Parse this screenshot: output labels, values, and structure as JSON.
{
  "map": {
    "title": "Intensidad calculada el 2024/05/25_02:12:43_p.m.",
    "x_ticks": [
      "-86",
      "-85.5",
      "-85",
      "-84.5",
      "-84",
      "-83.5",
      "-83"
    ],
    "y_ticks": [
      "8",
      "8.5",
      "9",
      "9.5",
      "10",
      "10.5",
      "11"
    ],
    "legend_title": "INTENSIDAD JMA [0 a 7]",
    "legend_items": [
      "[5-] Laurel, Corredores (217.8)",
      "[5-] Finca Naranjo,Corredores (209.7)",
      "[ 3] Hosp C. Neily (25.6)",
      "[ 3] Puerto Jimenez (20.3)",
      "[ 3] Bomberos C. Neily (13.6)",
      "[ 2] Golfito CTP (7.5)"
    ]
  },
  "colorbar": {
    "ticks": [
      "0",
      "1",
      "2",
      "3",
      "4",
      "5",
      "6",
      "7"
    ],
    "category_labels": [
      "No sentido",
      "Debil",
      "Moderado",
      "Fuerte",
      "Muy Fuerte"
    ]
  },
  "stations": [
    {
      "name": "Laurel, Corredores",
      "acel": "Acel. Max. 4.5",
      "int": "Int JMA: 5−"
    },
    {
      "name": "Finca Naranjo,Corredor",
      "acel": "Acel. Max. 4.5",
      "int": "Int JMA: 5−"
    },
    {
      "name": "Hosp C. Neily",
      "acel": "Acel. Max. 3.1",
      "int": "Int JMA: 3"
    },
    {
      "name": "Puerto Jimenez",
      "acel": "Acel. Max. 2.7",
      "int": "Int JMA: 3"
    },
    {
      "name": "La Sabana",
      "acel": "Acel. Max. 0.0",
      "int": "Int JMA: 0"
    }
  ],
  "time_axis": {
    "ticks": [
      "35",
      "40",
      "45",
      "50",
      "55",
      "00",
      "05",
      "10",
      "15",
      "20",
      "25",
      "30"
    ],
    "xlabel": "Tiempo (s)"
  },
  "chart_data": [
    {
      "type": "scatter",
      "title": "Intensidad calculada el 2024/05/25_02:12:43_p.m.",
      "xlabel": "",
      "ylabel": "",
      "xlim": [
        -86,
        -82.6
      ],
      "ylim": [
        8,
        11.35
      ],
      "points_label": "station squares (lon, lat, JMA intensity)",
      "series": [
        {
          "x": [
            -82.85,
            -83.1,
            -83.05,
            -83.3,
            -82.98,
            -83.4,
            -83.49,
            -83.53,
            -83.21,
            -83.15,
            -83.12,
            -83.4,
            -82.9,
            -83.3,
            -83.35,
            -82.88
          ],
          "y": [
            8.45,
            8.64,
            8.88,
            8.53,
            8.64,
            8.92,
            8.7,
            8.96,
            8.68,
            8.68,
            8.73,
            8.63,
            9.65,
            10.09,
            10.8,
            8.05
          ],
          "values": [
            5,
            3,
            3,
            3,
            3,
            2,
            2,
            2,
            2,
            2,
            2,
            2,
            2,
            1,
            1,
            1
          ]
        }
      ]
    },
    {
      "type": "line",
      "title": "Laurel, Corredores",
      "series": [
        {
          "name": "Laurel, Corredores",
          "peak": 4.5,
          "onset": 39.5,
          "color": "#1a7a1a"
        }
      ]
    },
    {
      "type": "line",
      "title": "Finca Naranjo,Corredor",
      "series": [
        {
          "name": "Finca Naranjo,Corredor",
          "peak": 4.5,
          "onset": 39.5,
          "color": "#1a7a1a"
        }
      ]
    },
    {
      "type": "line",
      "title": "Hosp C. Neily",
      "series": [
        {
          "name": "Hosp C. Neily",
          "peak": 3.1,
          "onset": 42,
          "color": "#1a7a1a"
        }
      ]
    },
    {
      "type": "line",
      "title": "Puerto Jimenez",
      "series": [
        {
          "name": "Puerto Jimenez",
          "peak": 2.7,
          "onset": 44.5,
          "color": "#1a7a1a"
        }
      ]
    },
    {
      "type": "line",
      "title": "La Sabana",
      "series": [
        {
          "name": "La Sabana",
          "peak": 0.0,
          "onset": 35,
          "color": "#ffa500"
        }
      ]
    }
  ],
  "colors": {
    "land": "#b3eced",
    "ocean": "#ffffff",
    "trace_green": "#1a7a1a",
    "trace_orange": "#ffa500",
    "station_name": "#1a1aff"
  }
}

Written exercise:
Provide all the records again, word for word.

Task result:
Parse this screenshot: output labels, values, and structure as JSON.
{
  "map": {
    "title": "Intensidad calculada el 2024/05/25_02:12:43_p.m.",
    "x_ticks": [
      "-86",
      "-85.5",
      "-85",
      "-84.5",
      "-84",
      "-83.5",
      "-83"
    ],
    "y_ticks": [
      "8",
      "8.5",
      "9",
      "9.5",
      "10",
      "10.5",
      "11"
    ],
    "legend_title": "INTENSIDAD JMA [0 a 7]",
    "legend_items": [
      "[5-] Laurel, Corredores (217.8)",
      "[5-] Finca Naranjo,Corredores (209.7)",
      "[ 3] Hosp C. Neily (25.6)",
      "[ 3] Puerto Jimenez (20.3)",
      "[ 3] Bomberos C. Neily (13.6)",
      "[ 2] Golfito CTP (7.5)"
    ]
  },
  "colorbar": {
    "ticks": [
      "0",
      "1",
      "2",
      "3",
      "4",
      "5",
      "6",
      "7"
    ],
    "category_labels": [
      "No sentido",
      "Debil",
      "Moderado",
      "Fuerte",
      "Muy Fuerte"
    ]
  },
  "stations": [
    {
      "name": "Laurel, Corredores",
      "acel": "Acel. Max. 4.5",
      "int": "Int JMA: 5−"
    },
    {
      "name": "Finca Naranjo,Corredor",
      "acel": "Acel. Max. 4.5",
      "int": "Int JMA: 5−"
    },
    {
      "name": "Hosp C. Neily",
      "acel": "Acel. Max. 3.1",
      "int": "Int JMA: 3"
    },
    {
      "name": "Puerto Jimenez",
      "acel": "Acel. Max. 2.7",
      "int": "Int JMA: 3"
    },
    {
      "name": "La Sabana",
      "acel": "Acel. Max. 0.0",
      "int": "Int JMA: 0"
    }
  ],
  "time_axis": {
    "ticks": [
      "35",
      "40",
      "45",
      "50",
      "55",
      "00",
      "05",
      "10",
      "15",
      "20",
      "25",
      "30"
    ],
    "xlabel": "Tiempo (s)"
  },
  "chart_data": [
    {
      "type": "scatter",
      "title": "Intensidad calculada el 2024/05/25_02:12:43_p.m.",
      "xlabel": "",
      "ylabel": "",
      "xlim": [
        -86,
        -82.6
      ],
      "ylim": [
        8,
        11.35
      ],
      "points_label": "station squares (lon, lat, JMA intensity)",
      "series": [
        {
          "x": [
            -82.85,
            -83.1,
            -83.05,
            -83.3,
            -82.98,
            -83.4,
            -83.49,
            -83.53,
            -83.21,
            -83.15,
            -83.12,
            -83.4,
            -82.9,
            -83.3,
            -83.35,
            -82.88
          ],
          "y": [
            8.45,
            8.64,
            8.88,
            8.53,
            8.64,
            8.92,
            8.7,
            8.96,
            8.68,
            8.68,
            8.73,
            8.63,
            9.65,
            10.09,
            10.8,
            8.05
          ],
          "values": [
            5,
            3,
            3,
            3,
            3,
            2,
            2,
            2,
            2,
            2,
            2,
            2,
            2,
            1,
            1,
            1
          ]
        }
      ]
    },
    {
      "type": "line",
      "title": "Laurel, Corredores",
      "series": [
        {
          "name": "Laurel, Corredores",
          "peak": 4.5,
          "onset": 39.5,
          "color": "#1a7a1a"
        }
      ]
    },
    {
      "type": "line",
      "title": "Finca Naranjo,Corredor",
      "series": [
        {
          "name": "Finca Naranjo,Corredor",
          "peak": 4.5,
          "onset": 39.5,
          "color": "#1a7a1a"
        }
      ]
    },
    {
      "type": "line",
      "title": "Hosp C. Neily",
      "series": [
        {
          "name": "Hosp C. Neily",
          "peak": 3.1,
          "onset": 42,
          "color": "#1a7a1a"
        }
      ]
    },
    {
      "type": "line",
      "title": "Puerto Jimenez",
      "series": [
        {
          "name": "Puerto Jimenez",
          "peak": 2.7,
          "onset": 44.5,
          "color": "#1a7a1a"
        }
      ]
    },
    {
      "type": "line",
      "title": "La Sabana",
      "series": [
        {
          "name": "La Sabana",
          "peak": 0.0,
          "onset": 35,
          "color": "#ffa500"
        }
      ]
    }
  ],
  "colors": {
    "land": "#b3eced",
    "ocean": "#ffffff",
    "trace_green": "#1a7a1a",
    "trace_orange": "#ffa500",
    "station_name": "#1a1aff"
  }
}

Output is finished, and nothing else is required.